■ YOUR GOAL: Using the listing below, select the lines with the word "Minister" and copy them.

Dataset items
********************

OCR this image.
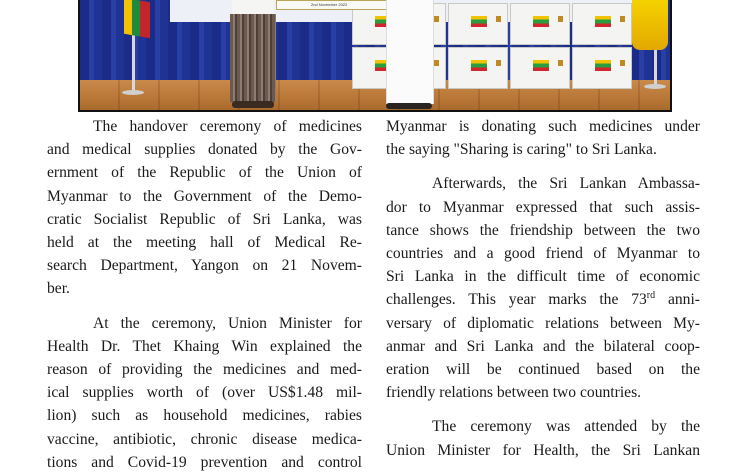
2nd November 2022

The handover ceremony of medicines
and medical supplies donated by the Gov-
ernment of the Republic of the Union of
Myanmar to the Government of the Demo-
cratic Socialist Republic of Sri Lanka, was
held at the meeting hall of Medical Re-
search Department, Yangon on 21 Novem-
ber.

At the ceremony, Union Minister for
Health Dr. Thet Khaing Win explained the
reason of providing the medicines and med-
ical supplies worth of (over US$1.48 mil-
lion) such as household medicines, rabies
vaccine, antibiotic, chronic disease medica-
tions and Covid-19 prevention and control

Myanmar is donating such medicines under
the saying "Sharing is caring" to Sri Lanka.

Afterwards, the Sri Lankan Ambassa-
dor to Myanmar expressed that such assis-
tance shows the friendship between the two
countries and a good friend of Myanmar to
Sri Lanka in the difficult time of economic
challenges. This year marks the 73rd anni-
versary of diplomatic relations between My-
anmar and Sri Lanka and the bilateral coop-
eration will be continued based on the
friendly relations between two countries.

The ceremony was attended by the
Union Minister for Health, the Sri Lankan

********************

■ ANSWER FOR THE TASK:
At the ceremony, Union Minister for
Union Minister for Health, the Sri Lankan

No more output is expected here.